* Start *

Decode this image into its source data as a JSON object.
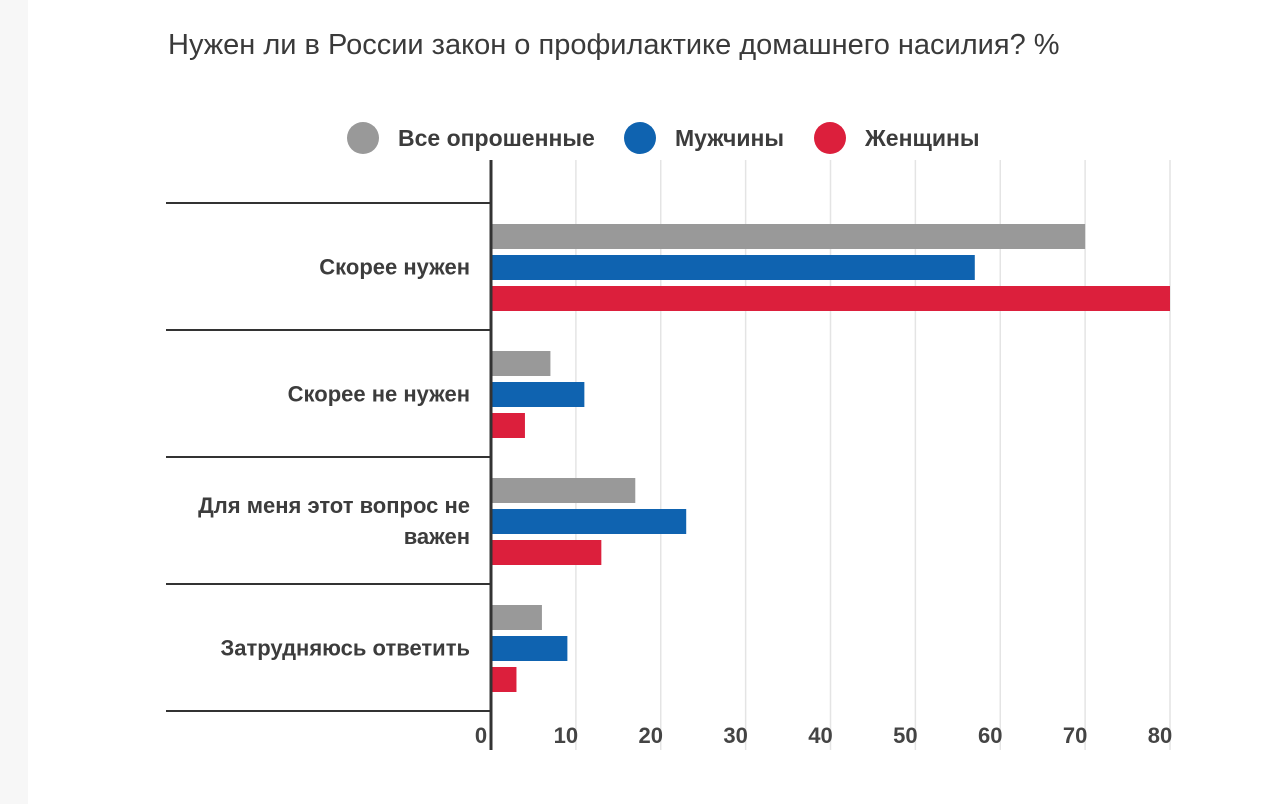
{
  "chart_data": {
    "type": "bar",
    "orientation": "horizontal",
    "title": "Нужен ли в России закон о профилактике домашнего насилия? %",
    "categories": [
      [
        "Скорее нужен"
      ],
      [
        "Скорее не нужен"
      ],
      [
        "Для меня этот вопрос не",
        "важен"
      ],
      [
        "Затрудняюсь ответить"
      ]
    ],
    "series": [
      {
        "name": "Все опрошенные",
        "color": "#999999",
        "values": [
          70,
          7,
          17,
          6
        ]
      },
      {
        "name": "Мужчины",
        "color": "#0f63b0",
        "values": [
          57,
          11,
          23,
          9
        ]
      },
      {
        "name": "Женщины",
        "color": "#dc1f3c",
        "values": [
          80,
          4,
          13,
          3
        ]
      }
    ],
    "xlim": [
      0,
      80
    ],
    "xticks": [
      0,
      10,
      20,
      30,
      40,
      50,
      60,
      70,
      80
    ],
    "grid": true,
    "legend": "top"
  }
}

* End *

(Challenge):
Transcribe the listing in full. Omit the pictures and keep every line exact.

(Output below):
Decode this image into its source data as a JSON object.
{
  "chart_data": {
    "type": "bar",
    "orientation": "horizontal",
    "title": "Нужен ли в России закон о профилактике домашнего насилия? %",
    "categories": [
      [
        "Скорее нужен"
      ],
      [
        "Скорее не нужен"
      ],
      [
        "Для меня этот вопрос не",
        "важен"
      ],
      [
        "Затрудняюсь ответить"
      ]
    ],
    "series": [
      {
        "name": "Все опрошенные",
        "color": "#999999",
        "values": [
          70,
          7,
          17,
          6
        ]
      },
      {
        "name": "Мужчины",
        "color": "#0f63b0",
        "values": [
          57,
          11,
          23,
          9
        ]
      },
      {
        "name": "Женщины",
        "color": "#dc1f3c",
        "values": [
          80,
          4,
          13,
          3
        ]
      }
    ],
    "xlim": [
      0,
      80
    ],
    "xticks": [
      0,
      10,
      20,
      30,
      40,
      50,
      60,
      70,
      80
    ],
    "grid": true,
    "legend": "top"
  }
}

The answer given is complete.